>> START Material provided
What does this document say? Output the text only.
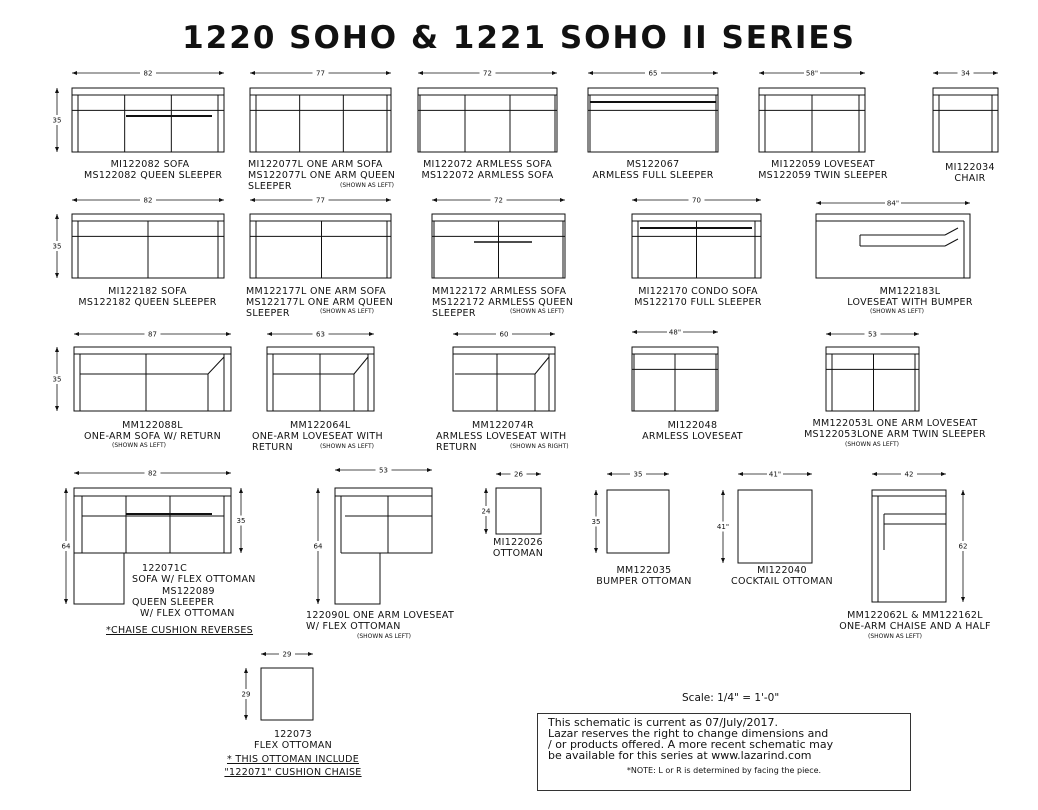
1220 SOHO & 1221 SOHO II SERIES
82
35
77	72	65	58"	34
82
35
77	72	70	84"
87
35
63	60	48"	53
82
64
35
53
64
26
24
35
35
41"
41"
42
62
29
29
MI122082 SOFA
MS122082 QUEEN SLEEPER
MI122077L ONE ARM SOFA
MS122077L ONE ARM QUEEN
SLEEPER	(SHOWN AS LEFT)
MI122072 ARMLESS SOFA
MS122072 ARMLESS SOFA
MS122067
ARMLESS FULL SLEEPER
MI122059 LOVESEAT
MS122059 TWIN SLEEPER
MI122034
CHAIR
MI122182 SOFA
MS122182 QUEEN SLEEPER
MM122177L ONE ARM SOFA
MS122177L ONE ARM QUEEN
SLEEPER	(SHOWN AS LEFT)
MM122172 ARMLESS SOFA
MS122172 ARMLESS QUEEN
SLEEPER	(SHOWN AS LEFT)
MI122170 CONDO SOFA
MS122170 FULL SLEEPER
MM122183L
LOVESEAT WITH BUMPER
(SHOWN AS LEFT)
MM122088L
ONE-ARM SOFA W/ RETURN
(SHOWN AS LEFT)
MM122064L
ONE-ARM LOVESEAT WITH
RETURN	(SHOWN AS LEFT)
MM122074R
ARMLESS LOVESEAT WITH
RETURN	(SHOWN AS RIGHT)
MI122048
ARMLESS LOVESEAT
MM122053L ONE ARM LOVESEAT
MS122053LONE ARM TWIN SLEEPER
(SHOWN AS LEFT)
122071C
SOFA W/ FLEX OTTOMAN
MS122089
QUEEN SLEEPER
W/ FLEX OTTOMAN
*CHAISE CUSHION REVERSES
122090L ONE ARM LOVESEAT
W/ FLEX OTTOMAN
(SHOWN AS LEFT)
MI122026
OTTOMAN
MM122035
BUMPER OTTOMAN
MI122040
COCKTAIL OTTOMAN
MM122062L & MM122162L
ONE-ARM CHAISE AND A HALF
(SHOWN AS LEFT)
122073
FLEX OTTOMAN
* THIS OTTOMAN INCLUDE
"122071" CUSHION CHAISE
Scale: 1/4" = 1'-0"
This schematic is current as 07/July/2017.
Lazar reserves the right to change dimensions and
/ or products offered. A more recent schematic may
be available for this series at www.lazarind.com
*NOTE: L or R is determined by facing the piece.
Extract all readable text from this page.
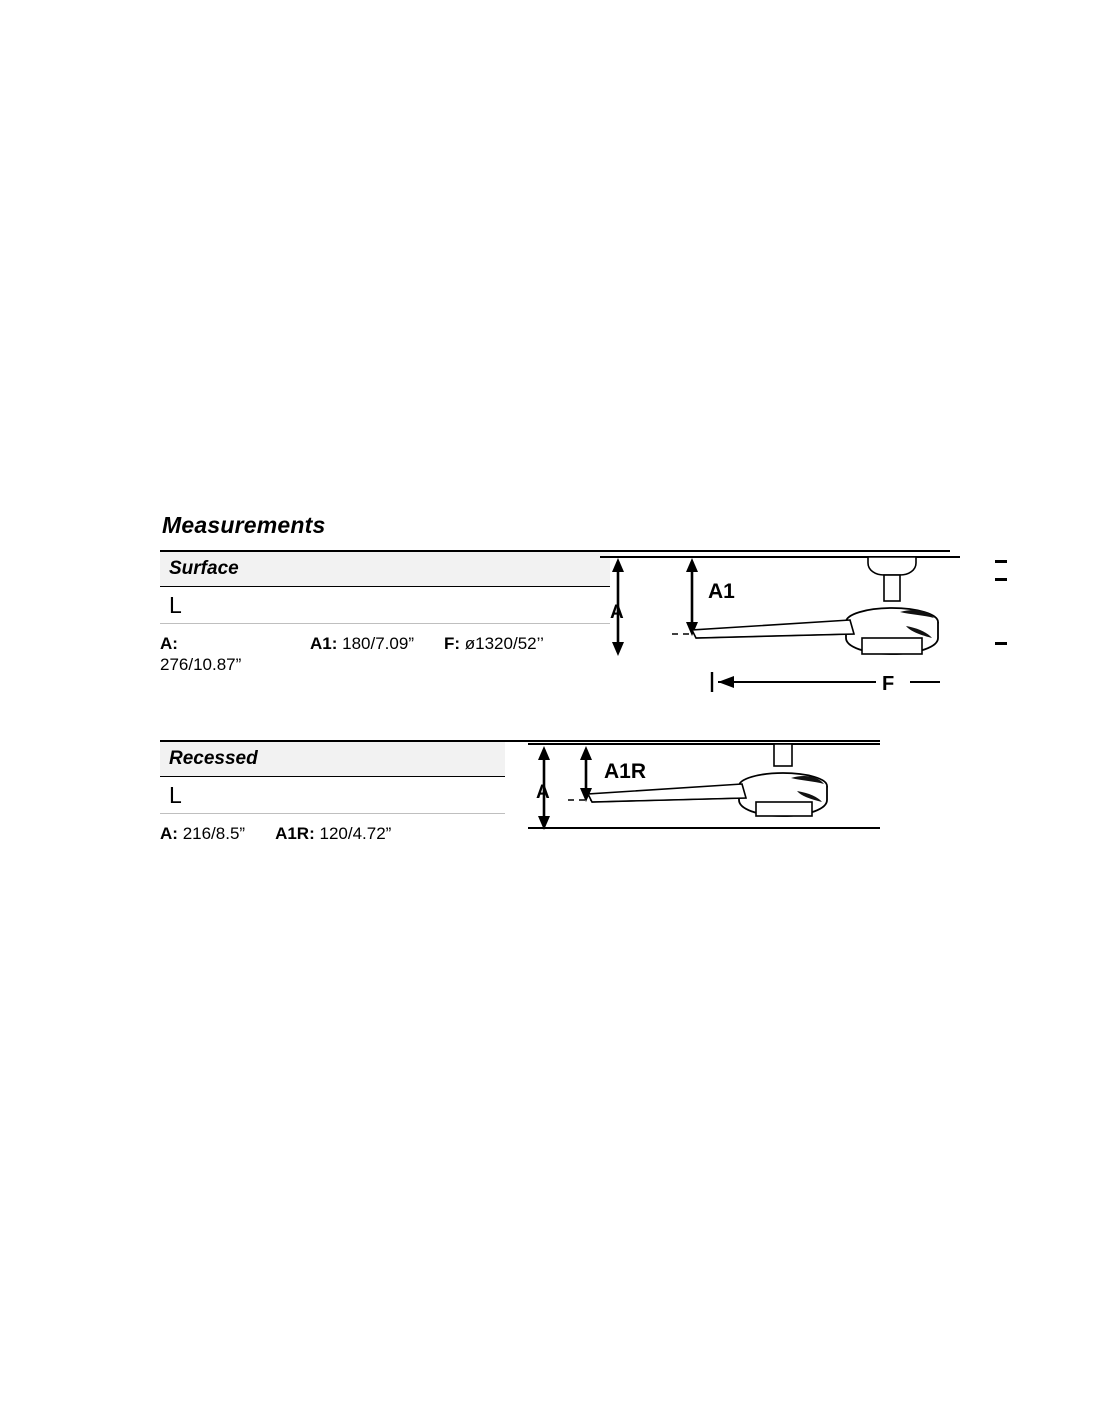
Measurements
Surface
L
A:
276/10.87”
A1: 180/7.09” F: ø1320/52’’
Recessed
L
A: 216/8.5” A1R: 120/4.72”
A
A1
F
A
A1R
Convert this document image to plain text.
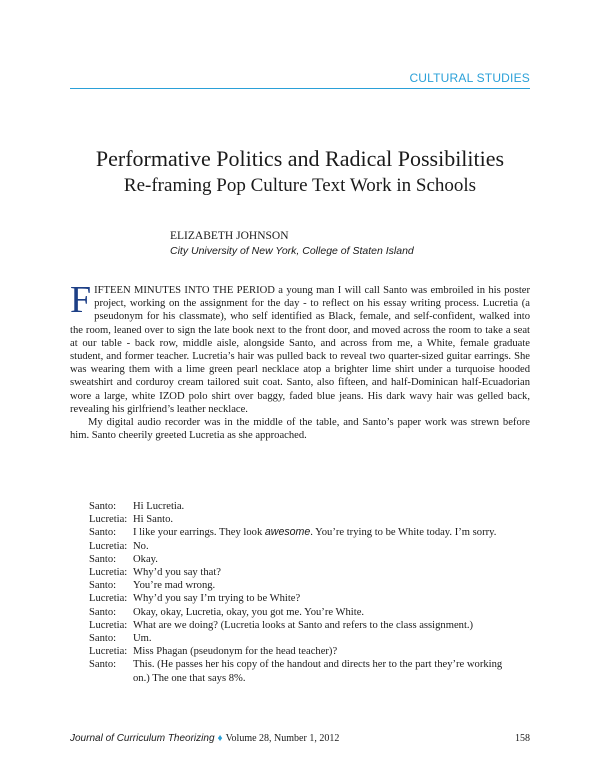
CULTURAL STUDIES
Performative Politics and Radical Possibilities
Re-framing Pop Culture Text Work in Schools
ELIZABETH JOHNSON
City University of New York, College of Staten Island

FIFTEEN MINUTES INTO THE PERIOD a young man I will call Santo was embroiled in his poster project, working on the assignment for the day - to reflect on his essay writing process. Lucretia (a pseudonym for his classmate), who self identified as Black, female, and self-confident, walked into the room, leaned over to sign the late book next to the front door, and moved across the room to take a seat at our table - back row, middle aisle, alongside Santo, and across from me, a White, female graduate student, and former teacher. Lucretia’s hair was pulled back to reveal two quarter-sized guitar earrings. She was wearing them with a lime green pearl necklace atop a brighter lime shirt under a turquoise hooded sweatshirt and corduroy cream tailored suit coat. Santo, also fifteen, and half-Dominican half-Ecuadorian wore a large, white IZOD polo shirt over baggy, faded blue jeans. His dark wavy hair was gelled back, revealing his girlfriend’s leather necklace.

My digital audio recorder was in the middle of the table, and Santo’s paper work was strewn before him. Santo cheerily greeted Lucretia as she approached.

Santo:	Hi Lucretia.
Lucretia: Hi Santo.
Santo:	I like your earrings. They look awesome. You’re trying to be White today. I’m sorry.
Lucretia: No.
Santo:	Okay.
Lucretia: Why’d you say that?
Santo:	You’re mad wrong.
Lucretia: Why’d you say I’m trying to be White?
Santo:	Okay, okay, Lucretia, okay, you got me. You’re White.
Lucretia: What are we doing? (Lucretia looks at Santo and refers to the class assignment.)
Santo:	Um.
Lucretia: Miss Phagan (pseudonym for the head teacher)?
Santo:	This. (He passes her his copy of the handout and directs her to the part they’re working on.) The one that says 8%.
Journal of Curriculum Theorizing ♦ Volume 28, Number 1, 2012	158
>> END Material provided
What you should do:
In the records above, how many lines hold the string "BUMPER"? Reply with only the number.

Answer below:
2